[Dataset rows]
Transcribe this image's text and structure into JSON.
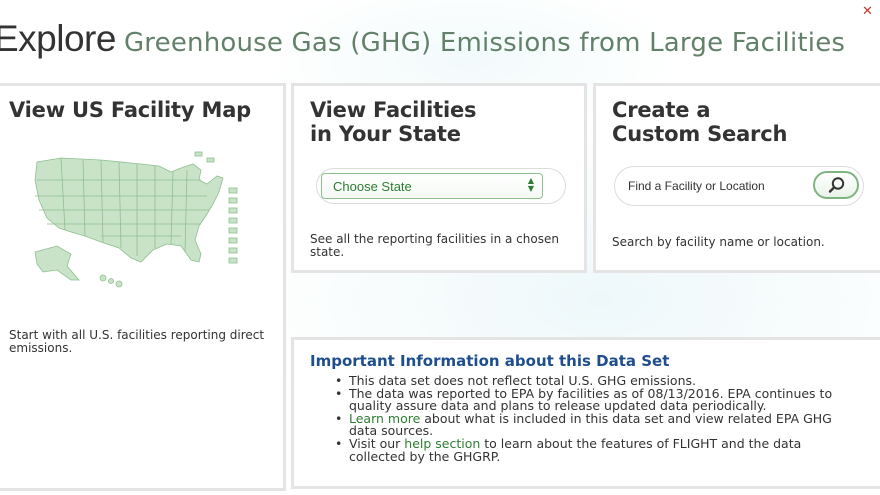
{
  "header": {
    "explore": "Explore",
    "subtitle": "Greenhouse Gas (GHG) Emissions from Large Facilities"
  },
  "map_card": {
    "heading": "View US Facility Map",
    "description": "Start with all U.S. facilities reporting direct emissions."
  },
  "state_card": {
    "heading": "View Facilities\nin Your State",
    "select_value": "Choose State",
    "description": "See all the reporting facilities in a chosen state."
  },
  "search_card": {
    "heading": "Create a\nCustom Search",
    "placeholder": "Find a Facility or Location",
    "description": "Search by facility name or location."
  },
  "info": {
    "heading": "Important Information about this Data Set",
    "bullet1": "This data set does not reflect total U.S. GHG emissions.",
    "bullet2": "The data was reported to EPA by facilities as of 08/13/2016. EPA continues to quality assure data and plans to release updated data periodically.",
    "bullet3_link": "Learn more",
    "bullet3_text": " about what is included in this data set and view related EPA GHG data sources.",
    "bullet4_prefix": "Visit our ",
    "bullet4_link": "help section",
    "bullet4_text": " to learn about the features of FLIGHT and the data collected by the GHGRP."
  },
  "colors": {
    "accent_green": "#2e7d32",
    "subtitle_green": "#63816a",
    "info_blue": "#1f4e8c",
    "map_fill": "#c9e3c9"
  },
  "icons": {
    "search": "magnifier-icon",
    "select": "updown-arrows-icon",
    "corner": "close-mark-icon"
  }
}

**SET EXERCISE:** Without the pictures, print the records in full, exactly as they appear.

**TASK RESULT:**
Transcribe this image's text and structure into JSON.
{
  "header": {
    "explore": "Explore",
    "subtitle": "Greenhouse Gas (GHG) Emissions from Large Facilities"
  },
  "map_card": {
    "heading": "View US Facility Map",
    "description": "Start with all U.S. facilities reporting direct emissions."
  },
  "state_card": {
    "heading": "View Facilities\nin Your State",
    "select_value": "Choose State",
    "description": "See all the reporting facilities in a chosen state."
  },
  "search_card": {
    "heading": "Create a\nCustom Search",
    "placeholder": "Find a Facility or Location",
    "description": "Search by facility name or location."
  },
  "info": {
    "heading": "Important Information about this Data Set",
    "bullet1": "This data set does not reflect total U.S. GHG emissions.",
    "bullet2": "The data was reported to EPA by facilities as of 08/13/2016. EPA continues to quality assure data and plans to release updated data periodically.",
    "bullet3_link": "Learn more",
    "bullet3_text": " about what is included in this data set and view related EPA GHG data sources.",
    "bullet4_prefix": "Visit our ",
    "bullet4_link": "help section",
    "bullet4_text": " to learn about the features of FLIGHT and the data collected by the GHGRP."
  },
  "colors": {
    "accent_green": "#2e7d32",
    "subtitle_green": "#63816a",
    "info_blue": "#1f4e8c",
    "map_fill": "#c9e3c9"
  },
  "icons": {
    "search": "magnifier-icon",
    "select": "updown-arrows-icon",
    "corner": "close-mark-icon"
  }
}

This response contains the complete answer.